In the data below, find every line with the string "проводятся" and pull it out.

— Start Source data —

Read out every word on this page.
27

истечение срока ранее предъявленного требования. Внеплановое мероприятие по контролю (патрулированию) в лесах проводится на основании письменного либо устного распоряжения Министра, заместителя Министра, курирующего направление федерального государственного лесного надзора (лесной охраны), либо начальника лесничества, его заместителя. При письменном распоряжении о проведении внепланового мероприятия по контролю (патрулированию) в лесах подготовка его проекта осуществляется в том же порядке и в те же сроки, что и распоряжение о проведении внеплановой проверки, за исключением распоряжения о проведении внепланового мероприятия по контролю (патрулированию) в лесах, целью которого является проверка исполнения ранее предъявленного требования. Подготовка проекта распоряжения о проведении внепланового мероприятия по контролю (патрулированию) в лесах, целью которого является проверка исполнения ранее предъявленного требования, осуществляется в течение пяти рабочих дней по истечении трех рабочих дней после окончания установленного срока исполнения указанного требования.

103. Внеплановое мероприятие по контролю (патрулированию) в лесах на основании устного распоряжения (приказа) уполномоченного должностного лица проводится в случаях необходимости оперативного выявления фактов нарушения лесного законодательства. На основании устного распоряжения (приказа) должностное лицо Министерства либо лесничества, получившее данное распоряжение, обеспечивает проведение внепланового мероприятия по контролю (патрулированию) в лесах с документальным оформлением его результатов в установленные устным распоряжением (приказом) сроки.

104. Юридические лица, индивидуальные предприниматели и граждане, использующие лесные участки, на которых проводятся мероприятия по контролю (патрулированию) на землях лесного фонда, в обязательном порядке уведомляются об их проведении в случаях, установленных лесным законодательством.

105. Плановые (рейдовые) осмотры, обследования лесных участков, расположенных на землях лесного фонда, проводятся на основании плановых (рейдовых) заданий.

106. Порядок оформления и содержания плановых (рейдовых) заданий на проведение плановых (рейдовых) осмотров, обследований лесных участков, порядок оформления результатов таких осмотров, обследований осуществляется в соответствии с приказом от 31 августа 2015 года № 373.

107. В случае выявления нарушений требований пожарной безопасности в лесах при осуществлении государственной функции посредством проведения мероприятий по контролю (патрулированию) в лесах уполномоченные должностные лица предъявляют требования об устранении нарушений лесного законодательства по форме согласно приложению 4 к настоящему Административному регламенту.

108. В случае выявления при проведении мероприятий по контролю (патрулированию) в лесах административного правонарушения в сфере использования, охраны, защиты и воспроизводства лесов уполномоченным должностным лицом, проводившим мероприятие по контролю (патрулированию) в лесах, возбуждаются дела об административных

— End Source data —

→ Exercise output
104. Юридические лица, индивидуальные предприниматели и граждане, использующие лесные участки, на которых проводятся мероприятия по контролю (патрулированию) на землях лесного фонда, в обязательном порядке уведомляются об их проведении в случаях, установленных лесным законодательством.
105. Плановые (рейдовые) осмотры, обследования лесных участков, расположенных на землях лесного фонда, проводятся на основании плановых (рейдовых) заданий.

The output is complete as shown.